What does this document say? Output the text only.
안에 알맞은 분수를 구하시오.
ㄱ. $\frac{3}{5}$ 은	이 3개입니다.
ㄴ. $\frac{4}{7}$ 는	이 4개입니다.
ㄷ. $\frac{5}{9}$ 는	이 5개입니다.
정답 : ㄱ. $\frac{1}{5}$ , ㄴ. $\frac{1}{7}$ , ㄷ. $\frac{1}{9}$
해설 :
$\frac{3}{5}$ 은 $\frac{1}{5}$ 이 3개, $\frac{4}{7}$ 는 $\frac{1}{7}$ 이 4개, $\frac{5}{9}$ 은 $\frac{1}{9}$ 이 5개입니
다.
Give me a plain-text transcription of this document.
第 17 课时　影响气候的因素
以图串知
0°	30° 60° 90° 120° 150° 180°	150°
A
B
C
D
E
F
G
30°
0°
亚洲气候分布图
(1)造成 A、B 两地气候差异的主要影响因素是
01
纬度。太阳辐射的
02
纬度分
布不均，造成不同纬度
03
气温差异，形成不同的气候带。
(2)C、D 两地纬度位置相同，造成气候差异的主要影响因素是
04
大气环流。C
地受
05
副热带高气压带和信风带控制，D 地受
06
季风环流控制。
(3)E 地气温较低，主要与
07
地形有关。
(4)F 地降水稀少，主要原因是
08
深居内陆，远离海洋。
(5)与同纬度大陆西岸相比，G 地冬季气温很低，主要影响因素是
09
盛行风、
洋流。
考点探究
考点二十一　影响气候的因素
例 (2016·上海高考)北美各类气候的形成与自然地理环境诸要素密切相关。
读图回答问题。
+ + + + +
• Job
Set down the listing above in full, please, exactly as it appears.

• Solution
What does this document say? Output the text only.
안에 알맞은 분수를 구하시오.
ㄱ. $\frac{3}{5}$ 은	이 3개입니다.
ㄴ. $\frac{4}{7}$ 는	이 4개입니다.
ㄷ. $\frac{5}{9}$ 는	이 5개입니다.
정답 : ㄱ. $\frac{1}{5}$ , ㄴ. $\frac{1}{7}$ , ㄷ. $\frac{1}{9}$
해설 :
$\frac{3}{5}$ 은 $\frac{1}{5}$ 이 3개, $\frac{4}{7}$ 는 $\frac{1}{7}$ 이 4개, $\frac{5}{9}$ 은 $\frac{1}{9}$ 이 5개입니
다.
Give me a plain-text transcription of this document.
第 17 课时　影响气候的因素
以图串知
0°	30° 60° 90° 120° 150° 180°	150°
A
B
C
D
E
F
G
30°
0°
亚洲气候分布图
(1)造成 A、B 两地气候差异的主要影响因素是
01
纬度。太阳辐射的
02
纬度分
布不均，造成不同纬度
03
气温差异，形成不同的气候带。
(2)C、D 两地纬度位置相同，造成气候差异的主要影响因素是
04
大气环流。C
地受
05
副热带高气压带和信风带控制，D 地受
06
季风环流控制。
(3)E 地气温较低，主要与
07
地形有关。
(4)F 地降水稀少，主要原因是
08
深居内陆，远离海洋。
(5)与同纬度大陆西岸相比，G 地冬季气温很低，主要影响因素是
09
盛行风、
洋流。
考点探究
考点二十一　影响气候的因素
例 (2016·上海高考)北美各类气候的形成与自然地理环境诸要素密切相关。
读图回答问题。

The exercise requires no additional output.